§ **RAW RECORDS**:
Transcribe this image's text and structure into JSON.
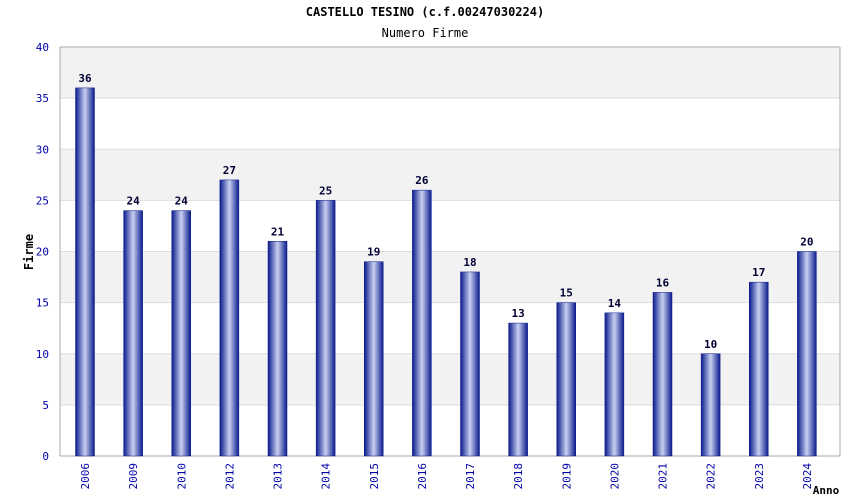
{
  "chart_data": {
    "type": "bar",
    "title": "CASTELLO TESINO (c.f.00247030224)",
    "subtitle": "Numero Firme",
    "xlabel": "Anno",
    "ylabel": "Firme",
    "ylim": [
      0,
      40
    ],
    "yticks": [
      0,
      5,
      10,
      15,
      20,
      25,
      30,
      35,
      40
    ],
    "categories": [
      "2006",
      "2009",
      "2010",
      "2012",
      "2013",
      "2014",
      "2015",
      "2016",
      "2017",
      "2018",
      "2019",
      "2020",
      "2021",
      "2022",
      "2023",
      "2024"
    ],
    "values": [
      36,
      24,
      24,
      27,
      21,
      25,
      19,
      26,
      18,
      13,
      15,
      14,
      16,
      10,
      17,
      20
    ],
    "grid": true,
    "colors": {
      "bar_dark": "#0a1a8c",
      "bar_light": "#c8d0f0",
      "tick_label": "#0000aa",
      "band": "#f2f2f2",
      "gridline": "#dddddd",
      "axis": "#aaaaaa"
    }
  }
}
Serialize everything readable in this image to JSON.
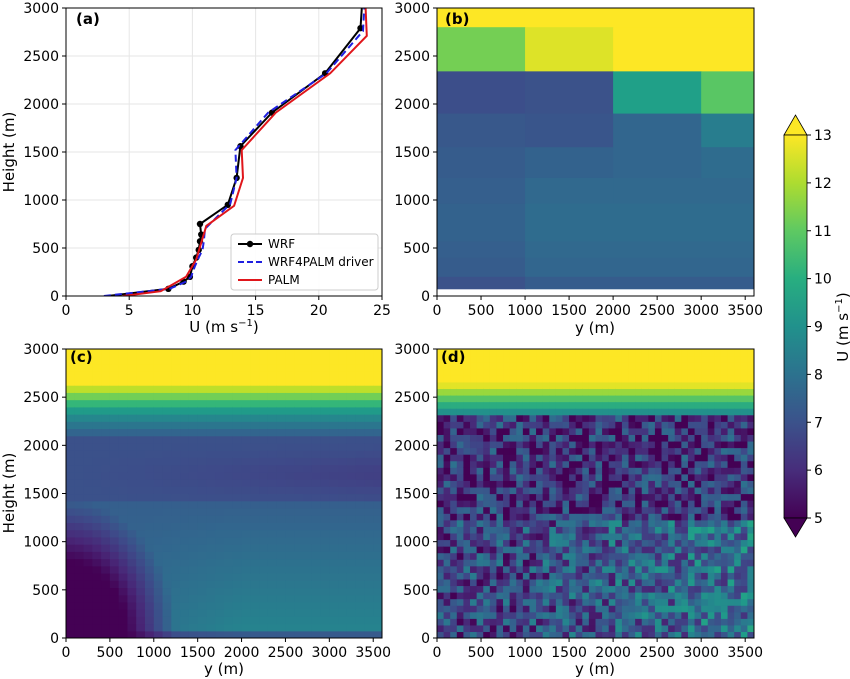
{
  "chart_data": [
    {
      "panel": "(a)",
      "type": "line",
      "xlabel": "U (m s",
      "xlabel_sup": "−1",
      "xlabel_end": ")",
      "ylabel": "Height (m)",
      "xlim": [
        0,
        25
      ],
      "ylim": [
        0,
        3000
      ],
      "xticks": [
        0,
        5,
        10,
        15,
        20,
        25
      ],
      "yticks": [
        0,
        500,
        1000,
        1500,
        2000,
        2500,
        3000
      ],
      "grid": true,
      "legend": "lower-right",
      "series": [
        {
          "name": "WRF",
          "color": "#000000",
          "style": "solid-markers",
          "x": [
            3.3,
            8.1,
            9.3,
            9.8,
            10.0,
            10.3,
            10.5,
            10.6,
            10.7,
            10.6,
            12.8,
            13.5,
            13.8,
            16.3,
            20.5,
            23.3,
            23.4
          ],
          "y": [
            0,
            75,
            150,
            200,
            310,
            400,
            480,
            570,
            640,
            750,
            950,
            1230,
            1560,
            1910,
            2320,
            2790,
            3000
          ]
        },
        {
          "name": "WRF4PALM driver",
          "color": "#1f1fe0",
          "style": "dashed",
          "x": [
            3.0,
            8.2,
            9.5,
            9.9,
            10.2,
            10.5,
            10.8,
            10.9,
            11.0,
            13.0,
            13.5,
            13.4,
            16.0,
            20.6,
            23.5,
            23.6
          ],
          "y": [
            0,
            75,
            150,
            200,
            310,
            400,
            480,
            570,
            700,
            960,
            1230,
            1520,
            1910,
            2320,
            2760,
            3000
          ]
        },
        {
          "name": "PALM",
          "color": "#e0161b",
          "style": "solid",
          "x": [
            4.5,
            7.5,
            9.5,
            10.3,
            11.1,
            13.3,
            14.0,
            13.9,
            16.6,
            20.9,
            23.8,
            23.7
          ],
          "y": [
            0,
            50,
            200,
            380,
            730,
            940,
            1230,
            1520,
            1910,
            2320,
            2710,
            3000
          ]
        }
      ]
    },
    {
      "panel": "(b)",
      "type": "heatmap",
      "xlabel": "y (m)",
      "xlim": [
        0,
        3600
      ],
      "ylim": [
        0,
        3000
      ],
      "xticks": [
        0,
        500,
        1000,
        1500,
        2000,
        2500,
        3000,
        3500
      ],
      "yticks": [
        0,
        500,
        1000,
        1500,
        2000,
        2500,
        3000
      ],
      "description_of_field": "coarse WRF blocks, 1000 m wide",
      "blocks": [
        {
          "x0": 0,
          "x1": 1000,
          "y0": 2800,
          "y1": 3000,
          "u": 13.0
        },
        {
          "x0": 1000,
          "x1": 3600,
          "y0": 2800,
          "y1": 3000,
          "u": 13.0
        },
        {
          "x0": 0,
          "x1": 1000,
          "y0": 2340,
          "y1": 2800,
          "u": 11.3
        },
        {
          "x0": 1000,
          "x1": 2000,
          "y0": 2340,
          "y1": 2800,
          "u": 12.6
        },
        {
          "x0": 2000,
          "x1": 3600,
          "y0": 2340,
          "y1": 2800,
          "u": 13.0
        },
        {
          "x0": 0,
          "x1": 1000,
          "y0": 1900,
          "y1": 2340,
          "u": 6.9
        },
        {
          "x0": 1000,
          "x1": 2000,
          "y0": 1900,
          "y1": 2340,
          "u": 7.0
        },
        {
          "x0": 2000,
          "x1": 3000,
          "y0": 1900,
          "y1": 2340,
          "u": 9.5
        },
        {
          "x0": 3000,
          "x1": 3600,
          "y0": 1900,
          "y1": 2340,
          "u": 10.9
        },
        {
          "x0": 0,
          "x1": 1000,
          "y0": 1550,
          "y1": 1900,
          "u": 7.2
        },
        {
          "x0": 1000,
          "x1": 2000,
          "y0": 1550,
          "y1": 1900,
          "u": 7.1
        },
        {
          "x0": 2000,
          "x1": 3000,
          "y0": 1550,
          "y1": 1900,
          "u": 7.6
        },
        {
          "x0": 3000,
          "x1": 3600,
          "y0": 1550,
          "y1": 1900,
          "u": 8.4
        },
        {
          "x0": 0,
          "x1": 1000,
          "y0": 1230,
          "y1": 1550,
          "u": 7.3
        },
        {
          "x0": 1000,
          "x1": 2000,
          "y0": 1230,
          "y1": 1550,
          "u": 7.5
        },
        {
          "x0": 2000,
          "x1": 3000,
          "y0": 1230,
          "y1": 1550,
          "u": 7.6
        },
        {
          "x0": 3000,
          "x1": 3600,
          "y0": 1230,
          "y1": 1550,
          "u": 7.8
        },
        {
          "x0": 0,
          "x1": 1000,
          "y0": 960,
          "y1": 1230,
          "u": 7.4
        },
        {
          "x0": 1000,
          "x1": 2000,
          "y0": 960,
          "y1": 1230,
          "u": 7.7
        },
        {
          "x0": 2000,
          "x1": 3600,
          "y0": 960,
          "y1": 1230,
          "u": 7.7
        },
        {
          "x0": 0,
          "x1": 1000,
          "y0": 750,
          "y1": 960,
          "u": 7.5
        },
        {
          "x0": 1000,
          "x1": 3600,
          "y0": 750,
          "y1": 960,
          "u": 7.8
        },
        {
          "x0": 0,
          "x1": 1000,
          "y0": 570,
          "y1": 750,
          "u": 7.5
        },
        {
          "x0": 1000,
          "x1": 3600,
          "y0": 570,
          "y1": 750,
          "u": 7.8
        },
        {
          "x0": 0,
          "x1": 1000,
          "y0": 400,
          "y1": 570,
          "u": 7.4
        },
        {
          "x0": 1000,
          "x1": 3600,
          "y0": 400,
          "y1": 570,
          "u": 7.7
        },
        {
          "x0": 0,
          "x1": 1000,
          "y0": 200,
          "y1": 400,
          "u": 7.3
        },
        {
          "x0": 1000,
          "x1": 3600,
          "y0": 200,
          "y1": 400,
          "u": 7.6
        },
        {
          "x0": 0,
          "x1": 1000,
          "y0": 75,
          "y1": 200,
          "u": 7.0
        },
        {
          "x0": 1000,
          "x1": 3600,
          "y0": 75,
          "y1": 200,
          "u": 7.3
        }
      ]
    },
    {
      "panel": "(c)",
      "type": "heatmap",
      "xlabel": "y (m)",
      "ylabel": "Height (m)",
      "xlim": [
        0,
        3600
      ],
      "ylim": [
        0,
        3000
      ],
      "xticks": [
        0,
        500,
        1000,
        1500,
        2000,
        2500,
        3000,
        3500
      ],
      "yticks": [
        0,
        500,
        1000,
        1500,
        2000,
        2500,
        3000
      ],
      "description_of_field": "smooth interpolated field"
    },
    {
      "panel": "(d)",
      "type": "heatmap",
      "xlabel": "y (m)",
      "xlim": [
        0,
        3600
      ],
      "ylim": [
        0,
        3000
      ],
      "xticks": [
        0,
        500,
        1000,
        1500,
        2000,
        2500,
        3000,
        3500
      ],
      "yticks": [
        0,
        500,
        1000,
        1500,
        2000,
        2500,
        3000
      ],
      "description_of_field": "turbulent PALM field"
    }
  ],
  "colorbar": {
    "label": "U (m s",
    "label_sup": "−1",
    "label_end": ")",
    "min": 5,
    "max": 13,
    "ticks": [
      5,
      6,
      7,
      8,
      9,
      10,
      11,
      12,
      13
    ],
    "colormap": "viridis",
    "extend": "both"
  }
}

§ **PROBLEM STATEMENT**: Return, from the data, each line that has the word "JSON" in it.

§ **TASK SOLUTION**:
Transcribe this image's text and structure into JSON.
Serialize everything readable in this image to JSON.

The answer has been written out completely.